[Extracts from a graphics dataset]
= = = = =

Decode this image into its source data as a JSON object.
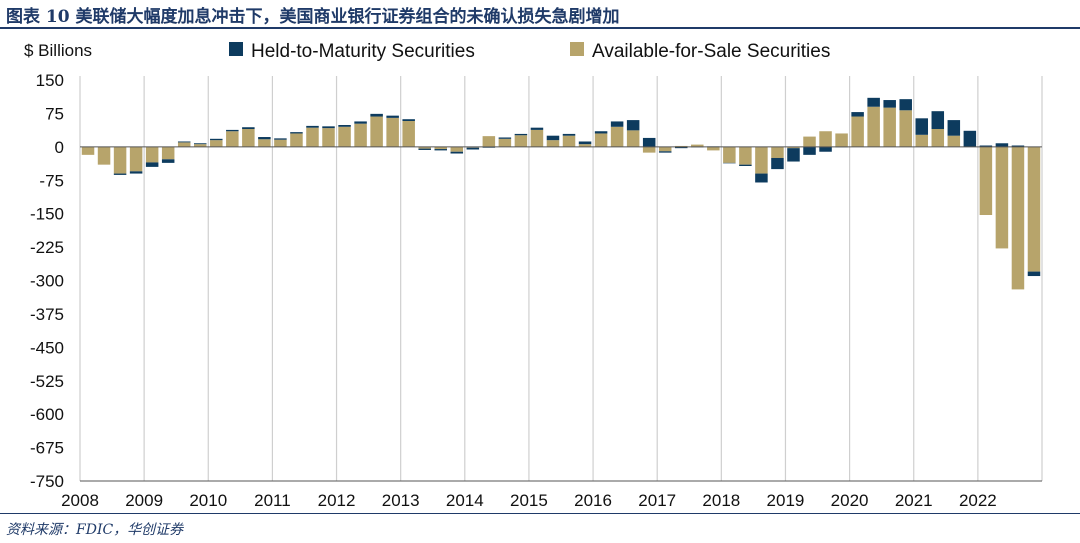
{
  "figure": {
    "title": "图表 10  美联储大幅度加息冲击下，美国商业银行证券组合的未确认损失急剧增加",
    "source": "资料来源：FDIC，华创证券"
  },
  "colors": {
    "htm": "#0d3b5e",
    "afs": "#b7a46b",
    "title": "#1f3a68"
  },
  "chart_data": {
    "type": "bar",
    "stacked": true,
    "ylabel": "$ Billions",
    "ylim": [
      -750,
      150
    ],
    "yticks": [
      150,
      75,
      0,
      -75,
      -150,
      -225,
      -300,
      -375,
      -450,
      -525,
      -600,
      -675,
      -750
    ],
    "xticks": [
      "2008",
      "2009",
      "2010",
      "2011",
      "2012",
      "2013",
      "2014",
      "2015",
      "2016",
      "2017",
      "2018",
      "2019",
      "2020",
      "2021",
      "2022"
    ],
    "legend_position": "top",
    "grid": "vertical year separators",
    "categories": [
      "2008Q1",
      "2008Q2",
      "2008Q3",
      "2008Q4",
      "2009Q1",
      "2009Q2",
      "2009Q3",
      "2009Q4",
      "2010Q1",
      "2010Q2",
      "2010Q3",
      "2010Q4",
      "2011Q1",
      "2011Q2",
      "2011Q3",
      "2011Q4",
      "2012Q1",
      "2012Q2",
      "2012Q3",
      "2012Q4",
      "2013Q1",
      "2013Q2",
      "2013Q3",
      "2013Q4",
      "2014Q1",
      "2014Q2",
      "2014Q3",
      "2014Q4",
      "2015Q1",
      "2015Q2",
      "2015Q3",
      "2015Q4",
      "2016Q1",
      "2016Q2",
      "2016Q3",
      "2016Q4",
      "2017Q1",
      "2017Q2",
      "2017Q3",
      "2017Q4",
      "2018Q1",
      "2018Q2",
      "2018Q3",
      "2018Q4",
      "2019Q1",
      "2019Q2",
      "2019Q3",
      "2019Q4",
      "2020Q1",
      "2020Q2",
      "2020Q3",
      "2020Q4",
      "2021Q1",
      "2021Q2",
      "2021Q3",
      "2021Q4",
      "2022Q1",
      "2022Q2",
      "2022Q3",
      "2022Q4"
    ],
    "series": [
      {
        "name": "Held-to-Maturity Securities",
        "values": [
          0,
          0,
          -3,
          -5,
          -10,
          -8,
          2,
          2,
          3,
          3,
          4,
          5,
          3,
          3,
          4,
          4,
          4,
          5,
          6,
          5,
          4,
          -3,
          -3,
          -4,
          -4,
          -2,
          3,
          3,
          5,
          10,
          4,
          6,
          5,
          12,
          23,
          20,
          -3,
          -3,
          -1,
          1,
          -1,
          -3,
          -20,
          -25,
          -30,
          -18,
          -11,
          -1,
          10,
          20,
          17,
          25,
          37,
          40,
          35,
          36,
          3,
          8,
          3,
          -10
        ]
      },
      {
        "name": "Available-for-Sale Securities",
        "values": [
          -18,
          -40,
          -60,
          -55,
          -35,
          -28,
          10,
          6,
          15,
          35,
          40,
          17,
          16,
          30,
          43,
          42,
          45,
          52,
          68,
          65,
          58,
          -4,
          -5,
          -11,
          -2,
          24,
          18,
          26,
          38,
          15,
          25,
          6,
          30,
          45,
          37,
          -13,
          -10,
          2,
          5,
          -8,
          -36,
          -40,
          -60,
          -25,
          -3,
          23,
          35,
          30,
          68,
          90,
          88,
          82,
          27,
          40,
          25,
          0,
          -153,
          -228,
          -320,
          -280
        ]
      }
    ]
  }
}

= = = = =

* [Work to be completed]: Identify which lines contain the word "name" and copy each one.

* [Solution for this task]:
        "name": "Held-to-Maturity Securities",
        "name": "Available-for-Sale Securities",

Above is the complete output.